==== Excerpted data
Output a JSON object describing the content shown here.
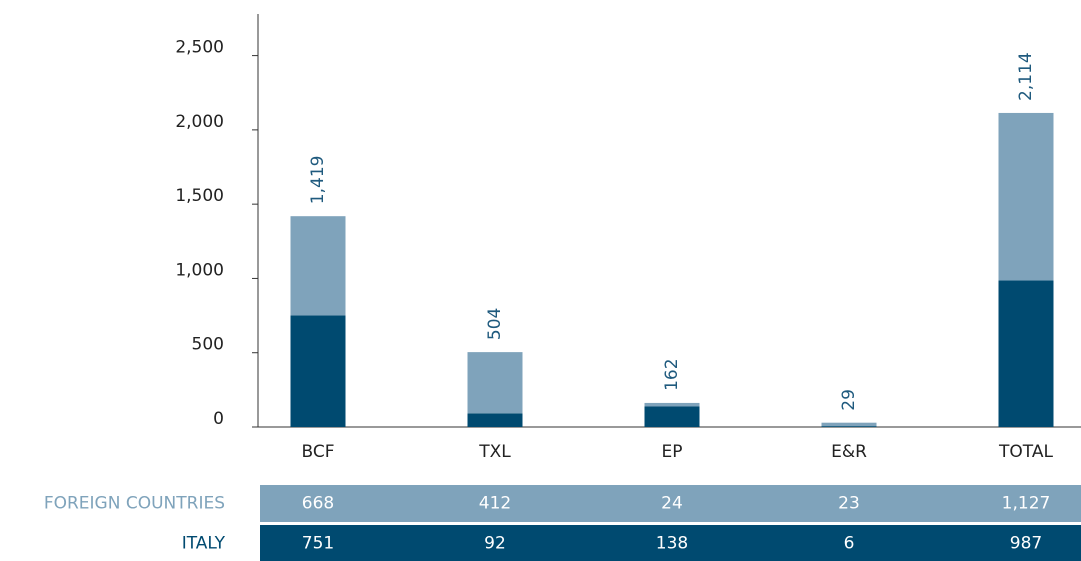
{
  "chart_data": {
    "type": "bar",
    "stacked": true,
    "categories": [
      "BCF",
      "TXL",
      "EP",
      "E&R",
      "TOTAL"
    ],
    "series": [
      {
        "name": "ITALY",
        "color": "#004a70",
        "values": [
          751,
          92,
          138,
          6,
          987
        ]
      },
      {
        "name": "FOREIGN COUNTRIES",
        "color": "#7fa3bb",
        "values": [
          668,
          412,
          24,
          23,
          1127
        ],
        "value_labels": [
          "668",
          "412",
          "24",
          "23",
          "1,127"
        ]
      }
    ],
    "totals": {
      "values": [
        1419,
        504,
        162,
        29,
        2114
      ],
      "value_labels": [
        "1,419",
        "504",
        "162",
        "29",
        "2,114"
      ]
    },
    "ylim": [
      0,
      2780
    ],
    "yticks": [
      0,
      500,
      {
        "value": 1000,
        "label": "1,000"
      },
      {
        "value": 1500,
        "label": "1,500"
      },
      {
        "value": 2000,
        "label": "2,000"
      },
      {
        "value": 2500,
        "label": "2,500"
      }
    ]
  }
}
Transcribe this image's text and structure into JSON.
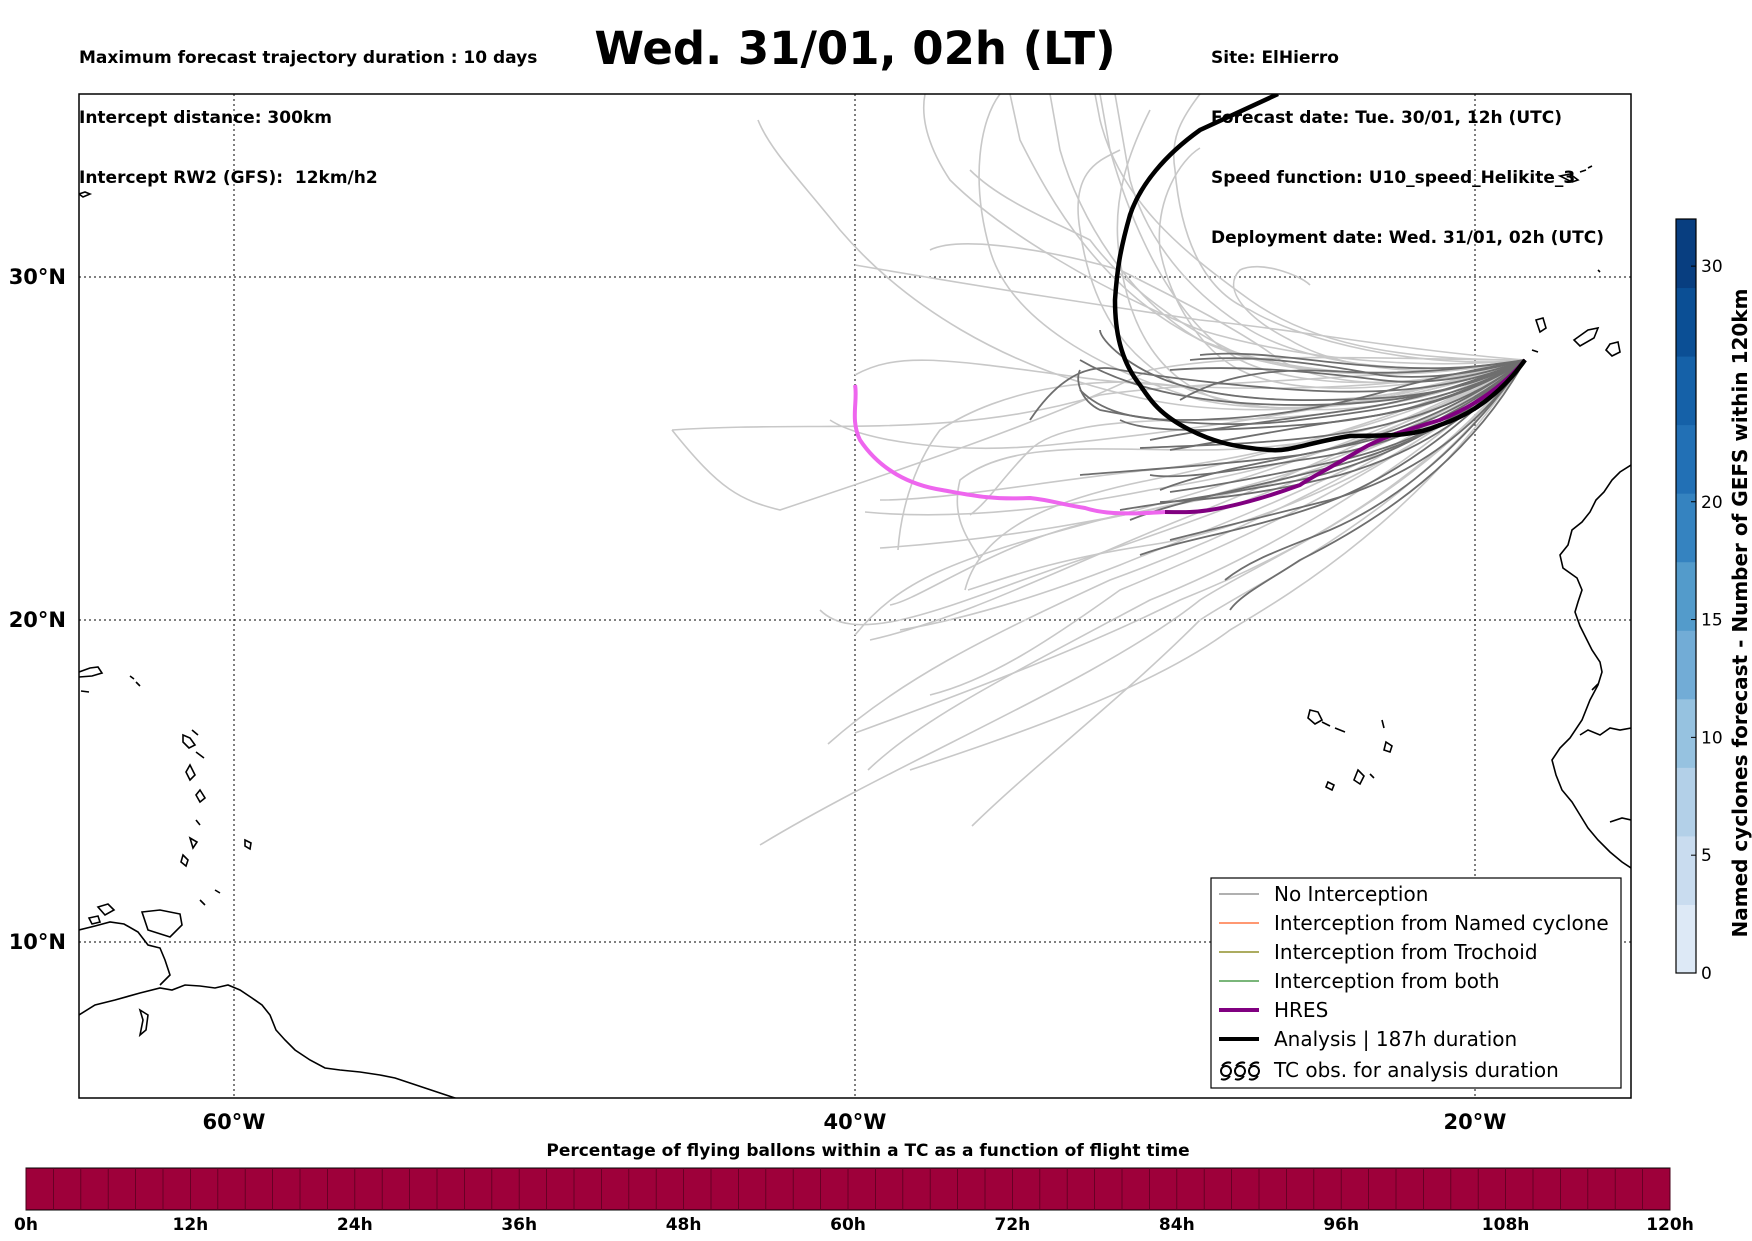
{
  "header": {
    "left_lines": [
      "Maximum forecast trajectory duration : 10 days",
      "Intercept distance: 300km",
      "Intercept RW2 (GFS):  12km/h2"
    ],
    "title": "Wed. 31/01, 02h (LT)",
    "right_lines": [
      "Site: ElHierro",
      "Forecast date: Tue. 30/01, 12h (UTC)",
      "Speed function: U10_speed_Helikite_3",
      "Deployment date: Wed. 31/01, 02h (UTC)"
    ]
  },
  "map": {
    "lon_range": [
      -65,
      15
    ],
    "lat_range": [
      5.4,
      34.8
    ],
    "lon_labels": [
      "60°W",
      "40°W",
      "20°W"
    ],
    "lat_labels": [
      "30°N",
      "20°N",
      "10°N"
    ],
    "grid": "dotted",
    "colors": {
      "light_tracks": "#c8c8c8",
      "dark_tracks": "#6e6e6e",
      "hres": "#800080",
      "hres_faded": "#ee66ee",
      "analysis": "#000000"
    }
  },
  "legend": {
    "placement": "bottom-right",
    "items": [
      {
        "label": "No Interception",
        "color": "#808080",
        "icon": "thin-line"
      },
      {
        "label": "Interception from Named cyclone",
        "color": "#ff5a1e",
        "icon": "thin-line"
      },
      {
        "label": "Interception from Trochoid",
        "color": "#7a7a00",
        "icon": "thin-line"
      },
      {
        "label": "Interception from both",
        "color": "#2a8a2a",
        "icon": "thin-line"
      },
      {
        "label": "HRES",
        "color": "#800080",
        "icon": "thick-line"
      },
      {
        "label": "Analysis | 187h duration",
        "color": "#000000",
        "icon": "thick-line"
      },
      {
        "label": "TC obs. for analysis duration",
        "color": "#000000",
        "icon": "cyclone-symbols"
      }
    ]
  },
  "colorbar": {
    "label": "Named cyclones forecast - Number of GEFS within 120km",
    "ticks": [
      "0",
      "5",
      "10",
      "15",
      "20",
      "30"
    ],
    "tick_values": [
      0,
      5,
      10,
      15,
      20,
      30
    ],
    "range": [
      0,
      32
    ],
    "colors": [
      "#dde9f6",
      "#c9dcef",
      "#b3d0e8",
      "#96c2e0",
      "#72acd6",
      "#539bcb",
      "#3583c0",
      "#2270b5",
      "#1561a8",
      "#0b4f95",
      "#083e80"
    ]
  },
  "bottom_bar": {
    "title": "Percentage of flying ballons within a TC as a function of flight time",
    "ticks": [
      "0h",
      "12h",
      "24h",
      "36h",
      "48h",
      "60h",
      "72h",
      "84h",
      "96h",
      "108h",
      "120h"
    ],
    "color": "#9e003a",
    "percent_values": [
      0,
      0,
      0,
      0,
      0,
      0,
      0,
      0,
      0,
      0,
      0
    ]
  }
}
========
Goal: Consider the entries above and return each line with the string "duration".

Result of this task:
      "Maximum forecast trajectory duration : 10 days",
        "label": "Analysis | 187h duration",
        "label": "TC obs. for analysis duration",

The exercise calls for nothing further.